== EXERCISE AIM ==
Take each line containing "Baqué" and report it exactly as written.

Start of MATERIAL FOR THIS EXERCISE

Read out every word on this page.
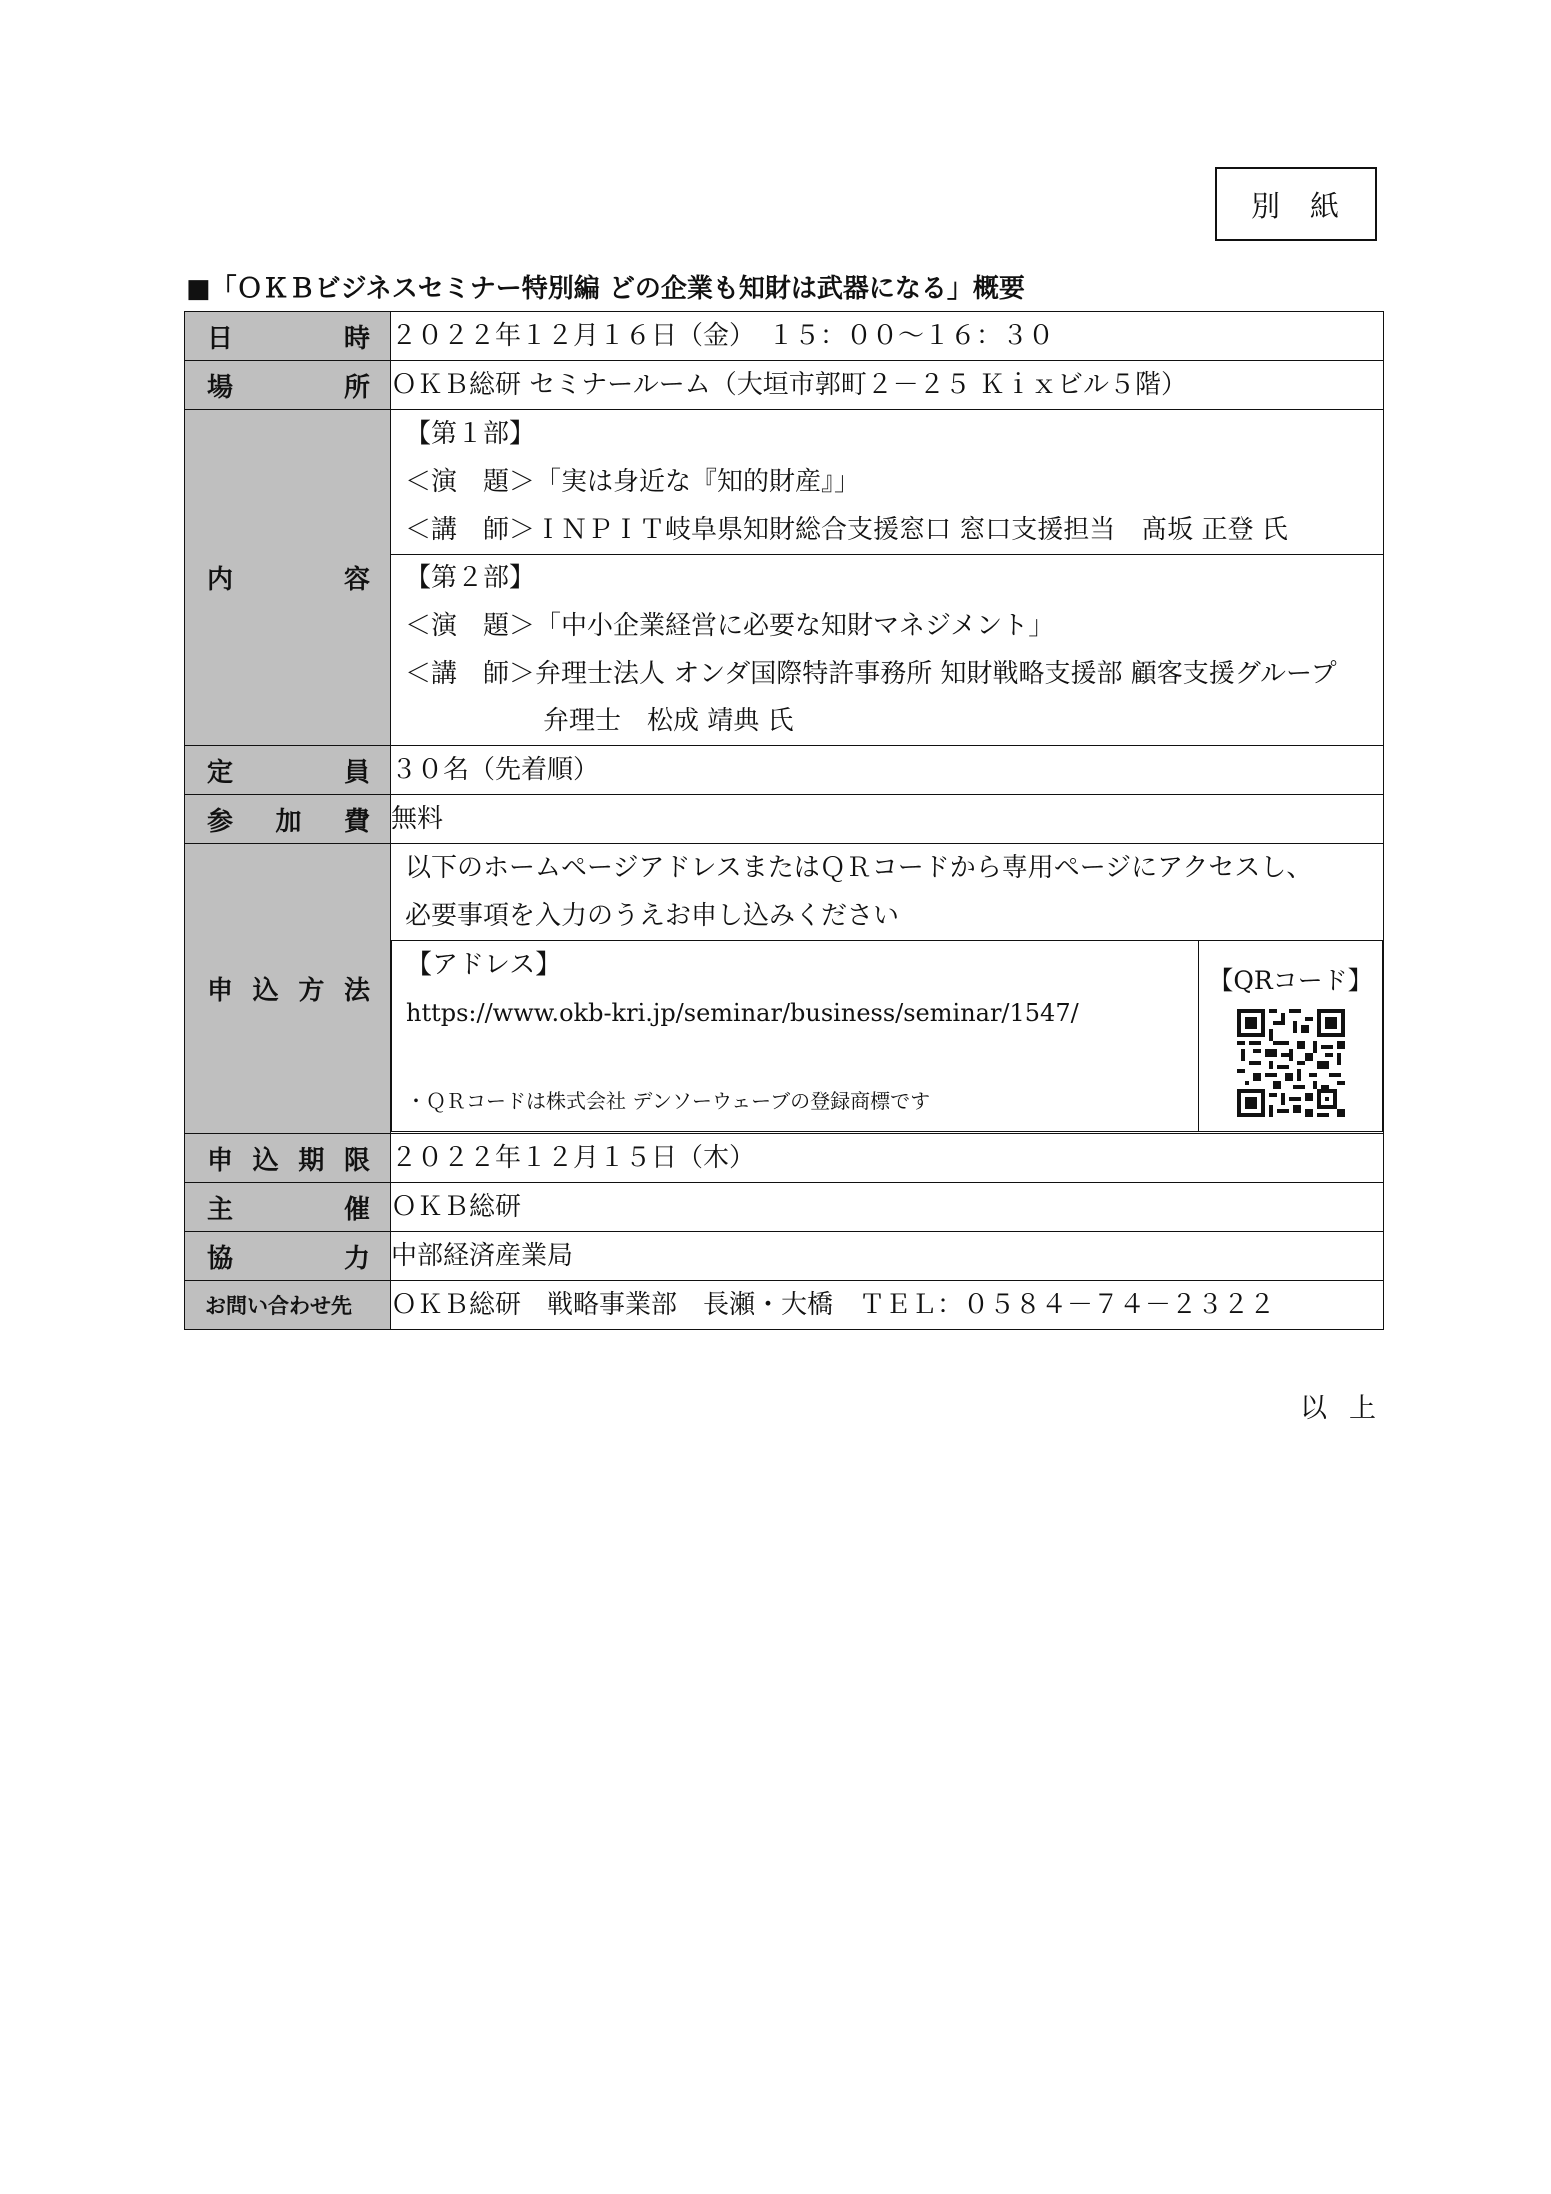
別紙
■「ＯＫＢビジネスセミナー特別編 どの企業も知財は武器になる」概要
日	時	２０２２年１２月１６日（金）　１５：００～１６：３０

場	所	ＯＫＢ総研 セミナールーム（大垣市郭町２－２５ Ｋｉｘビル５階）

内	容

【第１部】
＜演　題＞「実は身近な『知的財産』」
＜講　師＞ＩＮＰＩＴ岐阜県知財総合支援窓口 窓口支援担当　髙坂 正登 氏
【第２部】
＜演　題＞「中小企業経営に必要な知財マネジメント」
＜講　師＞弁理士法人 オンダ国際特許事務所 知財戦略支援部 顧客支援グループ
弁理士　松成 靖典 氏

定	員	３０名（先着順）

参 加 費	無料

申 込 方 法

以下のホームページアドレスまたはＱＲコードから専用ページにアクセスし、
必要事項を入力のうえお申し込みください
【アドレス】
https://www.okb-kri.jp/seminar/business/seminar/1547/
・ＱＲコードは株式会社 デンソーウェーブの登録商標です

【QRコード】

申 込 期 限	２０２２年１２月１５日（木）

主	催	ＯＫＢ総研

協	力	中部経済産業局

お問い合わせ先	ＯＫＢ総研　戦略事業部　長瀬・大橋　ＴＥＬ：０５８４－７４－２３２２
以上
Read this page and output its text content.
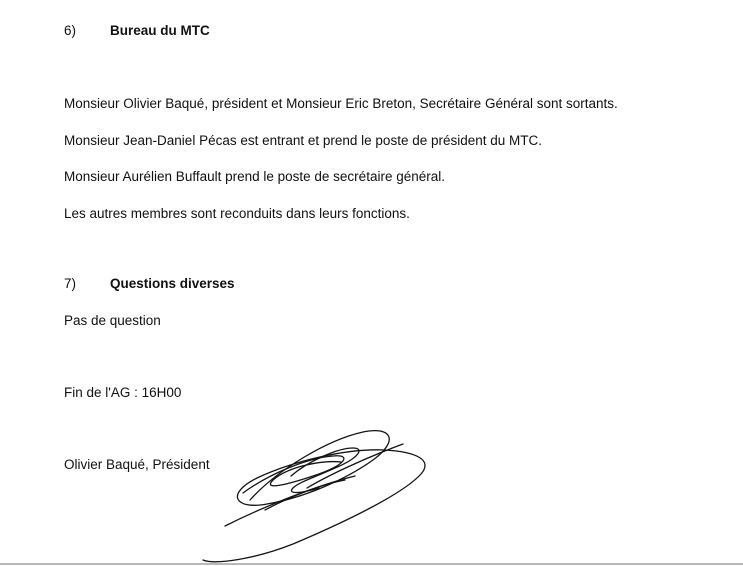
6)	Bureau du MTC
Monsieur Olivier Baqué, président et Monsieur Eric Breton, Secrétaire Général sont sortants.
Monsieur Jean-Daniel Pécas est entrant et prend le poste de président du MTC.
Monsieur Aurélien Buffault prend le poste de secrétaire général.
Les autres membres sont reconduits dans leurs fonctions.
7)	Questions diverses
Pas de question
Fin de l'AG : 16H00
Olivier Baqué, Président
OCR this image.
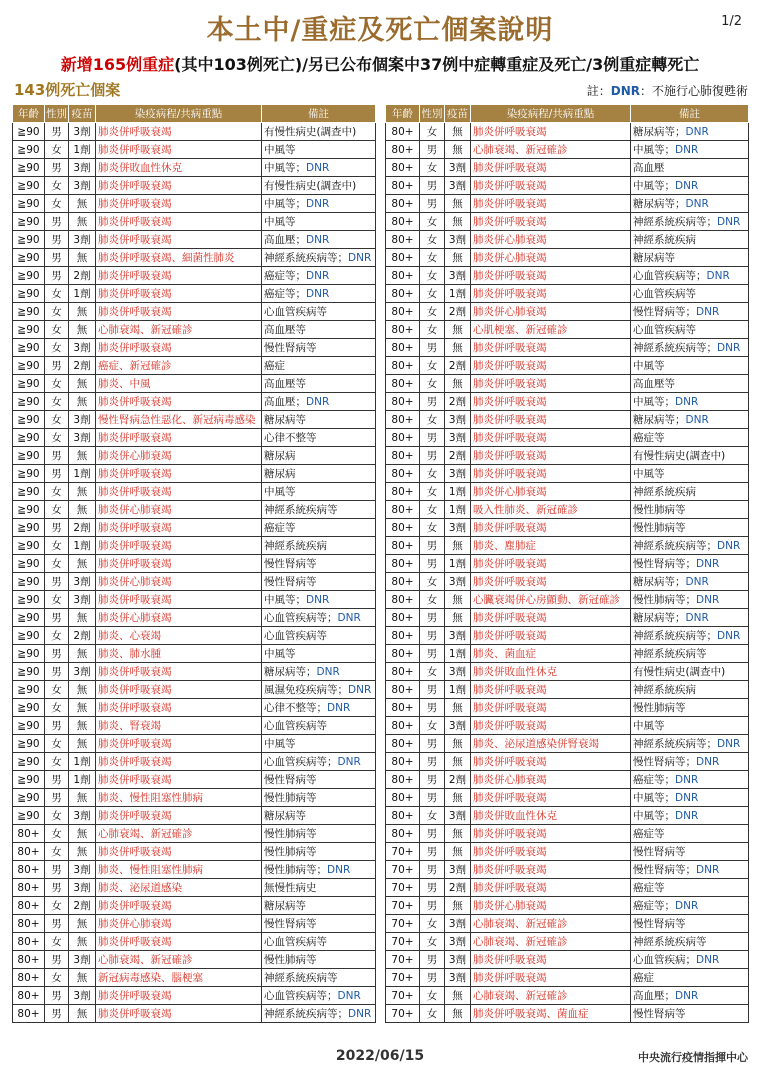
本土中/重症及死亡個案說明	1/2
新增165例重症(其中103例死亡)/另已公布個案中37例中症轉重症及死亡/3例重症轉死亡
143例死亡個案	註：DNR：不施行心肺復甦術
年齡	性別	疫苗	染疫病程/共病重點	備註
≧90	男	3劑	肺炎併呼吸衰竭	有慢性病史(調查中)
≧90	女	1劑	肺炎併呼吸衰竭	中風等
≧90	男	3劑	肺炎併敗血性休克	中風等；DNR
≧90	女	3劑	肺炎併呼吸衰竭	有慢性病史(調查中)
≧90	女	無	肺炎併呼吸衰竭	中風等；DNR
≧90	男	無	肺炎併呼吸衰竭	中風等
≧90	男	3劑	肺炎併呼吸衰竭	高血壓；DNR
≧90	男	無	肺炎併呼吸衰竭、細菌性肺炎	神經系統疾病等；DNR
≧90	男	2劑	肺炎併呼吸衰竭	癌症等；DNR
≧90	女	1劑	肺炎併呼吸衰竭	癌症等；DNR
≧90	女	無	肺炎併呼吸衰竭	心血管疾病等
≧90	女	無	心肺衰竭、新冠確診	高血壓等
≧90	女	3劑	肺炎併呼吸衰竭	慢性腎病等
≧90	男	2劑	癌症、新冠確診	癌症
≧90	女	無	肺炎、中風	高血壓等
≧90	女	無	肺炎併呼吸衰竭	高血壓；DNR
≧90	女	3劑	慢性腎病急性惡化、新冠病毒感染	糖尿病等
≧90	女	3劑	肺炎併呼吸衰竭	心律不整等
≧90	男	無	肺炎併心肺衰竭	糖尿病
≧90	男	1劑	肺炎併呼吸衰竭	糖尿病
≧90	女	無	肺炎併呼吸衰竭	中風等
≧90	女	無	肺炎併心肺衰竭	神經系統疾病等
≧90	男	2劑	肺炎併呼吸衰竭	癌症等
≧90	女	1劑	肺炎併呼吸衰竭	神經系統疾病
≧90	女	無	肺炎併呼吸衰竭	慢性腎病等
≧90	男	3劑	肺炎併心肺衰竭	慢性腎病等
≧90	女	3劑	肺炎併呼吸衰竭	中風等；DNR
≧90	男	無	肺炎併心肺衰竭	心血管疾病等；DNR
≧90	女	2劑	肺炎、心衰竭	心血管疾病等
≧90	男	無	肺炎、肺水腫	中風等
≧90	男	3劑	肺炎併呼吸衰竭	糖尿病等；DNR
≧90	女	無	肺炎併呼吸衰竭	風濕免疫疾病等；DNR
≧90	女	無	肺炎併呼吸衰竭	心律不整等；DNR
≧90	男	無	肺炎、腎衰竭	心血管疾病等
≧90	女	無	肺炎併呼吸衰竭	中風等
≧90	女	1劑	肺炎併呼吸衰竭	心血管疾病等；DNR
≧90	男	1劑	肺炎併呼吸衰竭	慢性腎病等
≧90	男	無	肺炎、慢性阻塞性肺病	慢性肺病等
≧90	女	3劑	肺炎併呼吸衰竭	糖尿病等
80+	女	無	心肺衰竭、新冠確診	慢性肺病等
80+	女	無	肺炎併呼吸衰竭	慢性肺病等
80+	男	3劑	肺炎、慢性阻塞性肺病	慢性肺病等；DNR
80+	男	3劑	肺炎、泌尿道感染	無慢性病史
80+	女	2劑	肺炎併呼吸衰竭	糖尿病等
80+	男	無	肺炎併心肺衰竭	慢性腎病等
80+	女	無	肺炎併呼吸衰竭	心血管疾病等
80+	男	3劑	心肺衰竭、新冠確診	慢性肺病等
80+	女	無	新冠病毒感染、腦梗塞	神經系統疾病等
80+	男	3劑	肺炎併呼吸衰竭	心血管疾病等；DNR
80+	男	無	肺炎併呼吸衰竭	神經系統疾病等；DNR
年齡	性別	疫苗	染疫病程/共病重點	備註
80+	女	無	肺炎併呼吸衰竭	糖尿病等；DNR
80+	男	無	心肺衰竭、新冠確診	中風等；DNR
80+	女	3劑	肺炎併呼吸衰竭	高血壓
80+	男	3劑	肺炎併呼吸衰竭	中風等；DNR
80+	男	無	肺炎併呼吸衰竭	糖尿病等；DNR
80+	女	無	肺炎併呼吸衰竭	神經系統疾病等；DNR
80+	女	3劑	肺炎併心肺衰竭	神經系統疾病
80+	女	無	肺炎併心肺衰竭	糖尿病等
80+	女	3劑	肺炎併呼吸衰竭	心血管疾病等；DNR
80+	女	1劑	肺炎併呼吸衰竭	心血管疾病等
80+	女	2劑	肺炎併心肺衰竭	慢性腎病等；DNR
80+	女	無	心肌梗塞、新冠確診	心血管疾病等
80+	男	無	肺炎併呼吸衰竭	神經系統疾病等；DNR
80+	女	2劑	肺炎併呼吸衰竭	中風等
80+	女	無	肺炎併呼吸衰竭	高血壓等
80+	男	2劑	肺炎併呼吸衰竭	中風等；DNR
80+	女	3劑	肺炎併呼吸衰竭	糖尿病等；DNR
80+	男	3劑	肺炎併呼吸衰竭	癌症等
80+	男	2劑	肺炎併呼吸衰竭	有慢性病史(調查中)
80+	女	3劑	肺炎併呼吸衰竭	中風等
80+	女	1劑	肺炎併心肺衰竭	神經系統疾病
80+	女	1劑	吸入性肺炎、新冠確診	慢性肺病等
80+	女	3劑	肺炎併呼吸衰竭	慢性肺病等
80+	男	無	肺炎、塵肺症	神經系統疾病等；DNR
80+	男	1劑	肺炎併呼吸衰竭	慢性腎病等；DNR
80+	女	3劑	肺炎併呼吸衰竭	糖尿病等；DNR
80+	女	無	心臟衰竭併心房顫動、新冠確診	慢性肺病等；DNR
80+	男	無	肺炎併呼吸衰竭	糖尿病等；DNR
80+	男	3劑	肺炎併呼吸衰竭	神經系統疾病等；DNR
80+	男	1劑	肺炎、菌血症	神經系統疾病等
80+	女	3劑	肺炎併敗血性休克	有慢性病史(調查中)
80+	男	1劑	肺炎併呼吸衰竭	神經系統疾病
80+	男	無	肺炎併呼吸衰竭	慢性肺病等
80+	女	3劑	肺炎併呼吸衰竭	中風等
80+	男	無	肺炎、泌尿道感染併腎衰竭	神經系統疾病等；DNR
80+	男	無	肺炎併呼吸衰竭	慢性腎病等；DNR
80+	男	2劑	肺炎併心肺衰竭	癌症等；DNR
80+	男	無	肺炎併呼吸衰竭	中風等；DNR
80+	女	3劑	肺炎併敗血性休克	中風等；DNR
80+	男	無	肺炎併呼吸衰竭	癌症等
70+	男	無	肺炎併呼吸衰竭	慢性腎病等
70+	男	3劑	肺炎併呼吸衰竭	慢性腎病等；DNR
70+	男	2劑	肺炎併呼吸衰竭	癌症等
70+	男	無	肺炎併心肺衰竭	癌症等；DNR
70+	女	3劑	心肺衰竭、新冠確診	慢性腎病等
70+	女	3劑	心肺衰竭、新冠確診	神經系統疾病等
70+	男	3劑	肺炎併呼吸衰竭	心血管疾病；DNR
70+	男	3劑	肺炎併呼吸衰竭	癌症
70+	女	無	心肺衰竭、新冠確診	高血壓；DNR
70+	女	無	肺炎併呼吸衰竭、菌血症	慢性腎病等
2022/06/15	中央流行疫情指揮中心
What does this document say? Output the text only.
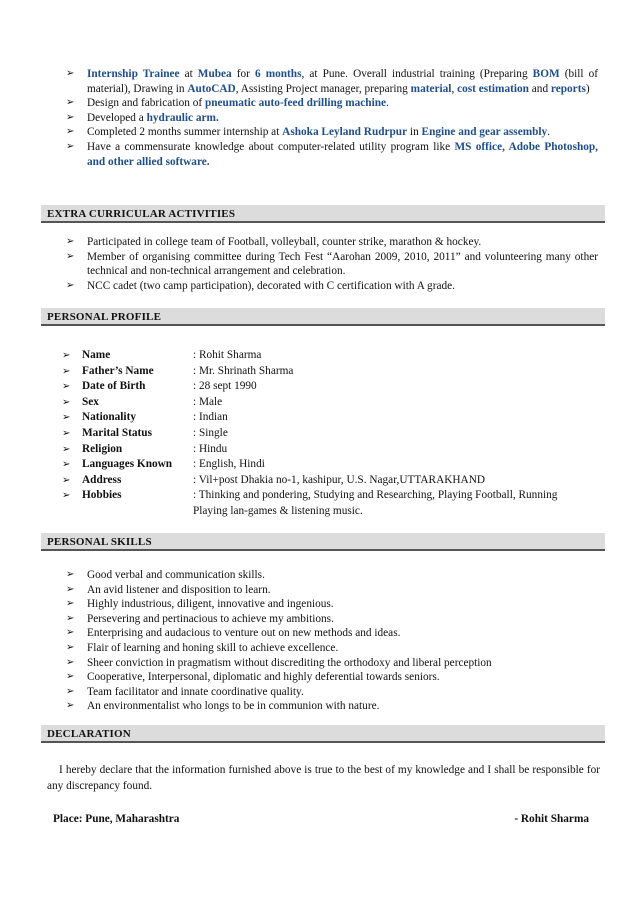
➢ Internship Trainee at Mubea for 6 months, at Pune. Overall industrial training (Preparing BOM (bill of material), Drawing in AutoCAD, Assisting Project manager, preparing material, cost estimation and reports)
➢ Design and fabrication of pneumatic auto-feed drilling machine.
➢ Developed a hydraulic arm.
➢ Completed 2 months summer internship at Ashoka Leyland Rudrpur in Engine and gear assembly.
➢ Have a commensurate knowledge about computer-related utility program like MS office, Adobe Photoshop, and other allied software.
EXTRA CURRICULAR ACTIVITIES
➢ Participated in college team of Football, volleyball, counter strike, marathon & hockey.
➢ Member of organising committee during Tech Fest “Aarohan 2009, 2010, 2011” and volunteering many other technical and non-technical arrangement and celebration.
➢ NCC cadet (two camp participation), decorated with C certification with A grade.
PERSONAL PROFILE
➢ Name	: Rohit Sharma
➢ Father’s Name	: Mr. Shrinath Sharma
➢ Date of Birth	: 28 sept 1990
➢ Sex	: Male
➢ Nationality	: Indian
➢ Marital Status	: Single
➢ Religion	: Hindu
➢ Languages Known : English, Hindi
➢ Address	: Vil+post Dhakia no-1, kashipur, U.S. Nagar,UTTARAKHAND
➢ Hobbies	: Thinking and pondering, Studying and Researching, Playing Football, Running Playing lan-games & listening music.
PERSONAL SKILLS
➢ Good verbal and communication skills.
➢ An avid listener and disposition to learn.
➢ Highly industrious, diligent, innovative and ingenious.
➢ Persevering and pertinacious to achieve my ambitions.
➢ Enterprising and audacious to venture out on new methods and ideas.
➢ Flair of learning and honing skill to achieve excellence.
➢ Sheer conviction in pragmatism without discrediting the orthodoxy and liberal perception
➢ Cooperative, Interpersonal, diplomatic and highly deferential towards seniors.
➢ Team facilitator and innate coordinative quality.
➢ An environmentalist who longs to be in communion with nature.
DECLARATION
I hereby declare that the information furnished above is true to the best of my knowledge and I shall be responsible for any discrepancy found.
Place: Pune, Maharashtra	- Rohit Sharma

End of MATERIAL FOR THIS EXERCISE

== OUTPUT OF THE EXERCISE ==
Monsieur Olivier Baqué, président et Monsieur Eric Breton, Secrétaire Général sont sortants.
Olivier Baqué, Président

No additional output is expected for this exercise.